## Pasaje citado
Brooks hace una interesante comparación entre Charles Darwin y J. Sebastian Bach. Ambos adelantados a su tiempo, clarividentes e innovadores. El primero no supo, paradójicamente, adaptarse a la segunda curva de la vida y terminó deprimido. En cambio, el músico fue capaz de sobreponerse a sus propias limitaciones y reinventarse como instructor. El final de sus días estuvo lleno de satisfacción y rodeado de seres queridos.
Ambos genios, con una tremenda capacidad de crear, tuvieron un enfoque distinto después de conseguir el éxito inicial. Según Brooks, la clave descansa en que Bach tenía una inteligencia “cristalizada”, que supo conocer sus límites a tiempo, capitalizar su conocimiento y pasar de ser un innovador de la música a un maestro de ella cuando su capacidad creativa disminuyó.

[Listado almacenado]
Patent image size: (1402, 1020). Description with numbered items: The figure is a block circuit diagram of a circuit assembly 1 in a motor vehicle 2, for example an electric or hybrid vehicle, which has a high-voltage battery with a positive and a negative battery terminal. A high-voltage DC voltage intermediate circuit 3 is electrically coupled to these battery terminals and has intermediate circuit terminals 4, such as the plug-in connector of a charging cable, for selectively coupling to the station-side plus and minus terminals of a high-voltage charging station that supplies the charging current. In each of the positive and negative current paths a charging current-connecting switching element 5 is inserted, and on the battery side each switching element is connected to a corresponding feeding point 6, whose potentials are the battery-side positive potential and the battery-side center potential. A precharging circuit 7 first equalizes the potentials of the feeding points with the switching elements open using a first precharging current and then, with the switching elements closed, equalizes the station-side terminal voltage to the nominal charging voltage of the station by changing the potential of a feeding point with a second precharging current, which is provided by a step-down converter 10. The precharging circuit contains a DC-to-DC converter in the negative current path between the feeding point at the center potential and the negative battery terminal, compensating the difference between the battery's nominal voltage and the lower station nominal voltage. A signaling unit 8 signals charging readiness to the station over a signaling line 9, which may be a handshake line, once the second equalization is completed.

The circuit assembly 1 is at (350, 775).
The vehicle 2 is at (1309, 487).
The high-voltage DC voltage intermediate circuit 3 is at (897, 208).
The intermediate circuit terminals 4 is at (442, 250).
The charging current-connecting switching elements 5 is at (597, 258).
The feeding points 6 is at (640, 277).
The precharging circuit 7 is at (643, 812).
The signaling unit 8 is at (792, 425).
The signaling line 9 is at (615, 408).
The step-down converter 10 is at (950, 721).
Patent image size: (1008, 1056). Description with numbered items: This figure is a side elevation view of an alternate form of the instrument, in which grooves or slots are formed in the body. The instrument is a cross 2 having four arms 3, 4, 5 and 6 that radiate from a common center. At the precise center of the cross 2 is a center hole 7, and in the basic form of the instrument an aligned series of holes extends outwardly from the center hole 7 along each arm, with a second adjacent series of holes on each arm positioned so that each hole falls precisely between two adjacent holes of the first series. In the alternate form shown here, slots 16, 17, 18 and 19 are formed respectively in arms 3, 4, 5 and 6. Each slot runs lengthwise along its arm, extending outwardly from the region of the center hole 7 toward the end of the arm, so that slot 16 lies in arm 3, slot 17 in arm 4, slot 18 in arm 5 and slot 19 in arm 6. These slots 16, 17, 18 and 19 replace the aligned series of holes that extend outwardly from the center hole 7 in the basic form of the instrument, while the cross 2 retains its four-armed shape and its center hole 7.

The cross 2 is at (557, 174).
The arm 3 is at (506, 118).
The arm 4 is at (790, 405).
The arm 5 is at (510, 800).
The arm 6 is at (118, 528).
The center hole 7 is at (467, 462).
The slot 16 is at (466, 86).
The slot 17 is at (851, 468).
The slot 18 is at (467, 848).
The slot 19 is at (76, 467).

## Objetivo del ejercicio
En el pasaje sobre Darwin y Bach, ¿cómo se reinventó Bach? No hace falta consultar el listado.

## Solución
Se reinventó como instructor.